- Set problem
List the lines of this listing that hold the word "entry".

- Provided data

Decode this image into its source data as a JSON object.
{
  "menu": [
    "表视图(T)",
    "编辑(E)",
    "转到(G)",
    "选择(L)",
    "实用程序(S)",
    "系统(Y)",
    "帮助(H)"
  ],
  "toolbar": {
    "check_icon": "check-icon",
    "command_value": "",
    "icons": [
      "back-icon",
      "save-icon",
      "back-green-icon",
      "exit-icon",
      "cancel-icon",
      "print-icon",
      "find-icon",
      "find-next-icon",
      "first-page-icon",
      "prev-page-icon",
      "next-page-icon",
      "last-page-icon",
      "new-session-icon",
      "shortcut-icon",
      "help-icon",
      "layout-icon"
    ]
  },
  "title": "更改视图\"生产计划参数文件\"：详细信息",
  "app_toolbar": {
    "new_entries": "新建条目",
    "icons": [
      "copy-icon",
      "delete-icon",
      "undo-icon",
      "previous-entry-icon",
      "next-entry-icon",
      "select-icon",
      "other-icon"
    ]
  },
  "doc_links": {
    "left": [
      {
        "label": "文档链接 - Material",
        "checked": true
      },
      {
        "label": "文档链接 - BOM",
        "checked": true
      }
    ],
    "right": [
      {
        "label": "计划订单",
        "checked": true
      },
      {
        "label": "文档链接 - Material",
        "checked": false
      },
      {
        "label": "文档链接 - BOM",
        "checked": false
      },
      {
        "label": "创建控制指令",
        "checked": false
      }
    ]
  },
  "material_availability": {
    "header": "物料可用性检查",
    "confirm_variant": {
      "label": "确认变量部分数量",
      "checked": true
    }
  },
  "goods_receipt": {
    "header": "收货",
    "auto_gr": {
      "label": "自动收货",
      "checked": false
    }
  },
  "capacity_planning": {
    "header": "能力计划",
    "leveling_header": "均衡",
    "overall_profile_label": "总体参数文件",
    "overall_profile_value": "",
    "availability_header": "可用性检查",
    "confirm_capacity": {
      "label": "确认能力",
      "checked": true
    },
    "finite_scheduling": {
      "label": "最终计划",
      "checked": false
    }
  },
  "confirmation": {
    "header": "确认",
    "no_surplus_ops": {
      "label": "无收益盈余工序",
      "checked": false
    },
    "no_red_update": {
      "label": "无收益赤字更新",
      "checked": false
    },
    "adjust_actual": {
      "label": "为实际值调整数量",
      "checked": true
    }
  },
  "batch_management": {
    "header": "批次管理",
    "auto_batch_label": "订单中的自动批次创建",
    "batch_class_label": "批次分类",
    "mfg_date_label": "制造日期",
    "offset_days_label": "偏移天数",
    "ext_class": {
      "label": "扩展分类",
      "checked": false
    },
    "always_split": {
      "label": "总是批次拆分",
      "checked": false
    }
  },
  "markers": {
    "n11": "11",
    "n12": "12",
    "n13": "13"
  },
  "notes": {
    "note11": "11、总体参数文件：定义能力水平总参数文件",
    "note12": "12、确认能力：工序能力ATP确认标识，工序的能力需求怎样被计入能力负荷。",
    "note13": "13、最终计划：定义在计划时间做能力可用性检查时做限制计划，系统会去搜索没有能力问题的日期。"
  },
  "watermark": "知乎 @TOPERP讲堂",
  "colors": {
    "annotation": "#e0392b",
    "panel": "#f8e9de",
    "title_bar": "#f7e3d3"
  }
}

- Full solution
      "previous-entry-icon",
      "next-entry-icon",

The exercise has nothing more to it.